_Exercise aim_
Return each line of the data below exactly, omitting any pictures.

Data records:
---------------
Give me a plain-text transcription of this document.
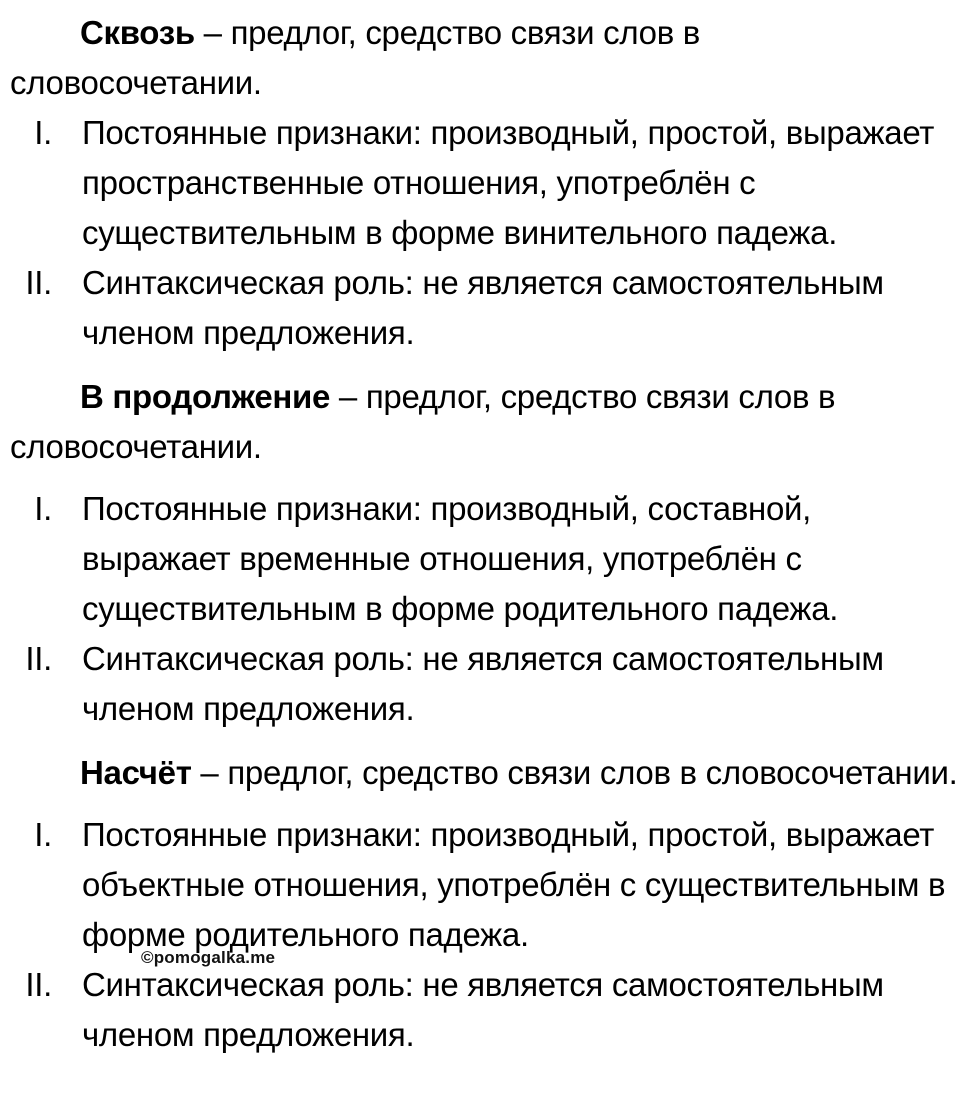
Сквозь – предлог, средство связи слов в словосочетании.

I. Постоянные признаки: производный, простой, выражает пространственные отношения, употреблён с существительным в форме винительного падежа.
II. Синтаксическая роль: не является самостоятельным членом предложения.

В продолжение – предлог, средство связи слов в словосочетании.

I. Постоянные признаки: производный, составной, выражает временные отношения, употреблён с существительным в форме родительного падежа.
II. Синтаксическая роль: не является самостоятельным членом предложения.

Насчёт – предлог, средство связи слов в словосочетании.

I. Постоянные признаки: производный, простой, выражает объектные отношения, употреблён с существительным в форме родительного падежа.
II. Синтаксическая роль: не является самостоятельным членом предложения.
©pomogalka.me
---------------
_Task result_
Give me a plain-text transcription of this document.
Сквозь – предлог, средство связи слов в словосочетании.

I. Постоянные признаки: производный, простой, выражает пространственные отношения, употреблён с существительным в форме винительного падежа.
II. Синтаксическая роль: не является самостоятельным членом предложения.

В продолжение – предлог, средство связи слов в словосочетании.

I. Постоянные признаки: производный, составной, выражает временные отношения, употреблён с существительным в форме родительного падежа.
II. Синтаксическая роль: не является самостоятельным членом предложения.

Насчёт – предлог, средство связи слов в словосочетании.

I. Постоянные признаки: производный, простой, выражает объектные отношения, употреблён с существительным в форме родительного падежа.
II. Синтаксическая роль: не является самостоятельным членом предложения.
©pomogalka.me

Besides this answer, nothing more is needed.